━━ DATASET RECORDS

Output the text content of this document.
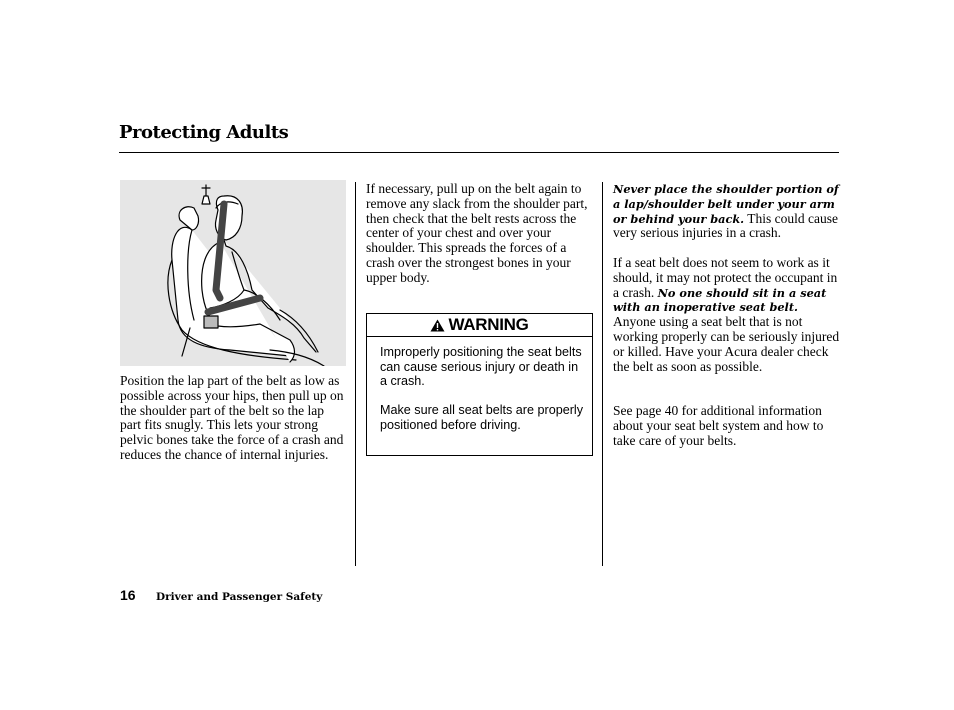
Protecting Adults

Position the lap part of the belt as low as possible across your hips, then pull up on the shoulder part of the belt so the lap part fits snugly. This lets your strong pelvic bones take the force of a crash and reduces the chance of internal injuries.

If necessary, pull up on the belt again to remove any slack from the shoulder part, then check that the belt rests across the center of your chest and over your shoulder. This spreads the forces of a crash over the strongest bones in your upper body.

WARNING

Improperly positioning the seat belts can cause serious injury or death in a crash.

Make sure all seat belts are properly positioned before driving.

Never place the shoulder portion of a lap/shoulder belt under your arm or behind your back. This could cause very serious injuries in a crash.

If a seat belt does not seem to work as it should, it may not protect the occupant in a crash. No one should sit in a seat with an inoperative seat belt. Anyone using a seat belt that is not working properly can be seriously injured or killed. Have your Acura dealer check the belt as soon as possible.

See page 40 for additional information about your seat belt system and how to take care of your belts.

16 Driver and Passenger Safety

━━━━

**EXERCISE GOAL**
Retype the listing exactly. Pictures do not belong in the copy.

**EXPECTED ANSWER**
Output the text content of this document.
Protecting Adults

Position the lap part of the belt as low as possible across your hips, then pull up on the shoulder part of the belt so the lap part fits snugly. This lets your strong pelvic bones take the force of a crash and reduces the chance of internal injuries.

If necessary, pull up on the belt again to remove any slack from the shoulder part, then check that the belt rests across the center of your chest and over your shoulder. This spreads the forces of a crash over the strongest bones in your upper body.

WARNING

Improperly positioning the seat belts can cause serious injury or death in a crash.

Make sure all seat belts are properly positioned before driving.

Never place the shoulder portion of a lap/shoulder belt under your arm or behind your back. This could cause very serious injuries in a crash.

If a seat belt does not seem to work as it should, it may not protect the occupant in a crash. No one should sit in a seat with an inoperative seat belt. Anyone using a seat belt that is not working properly can be seriously injured or killed. Have your Acura dealer check the belt as soon as possible.

See page 40 for additional information about your seat belt system and how to take care of your belts.

16 Driver and Passenger Safety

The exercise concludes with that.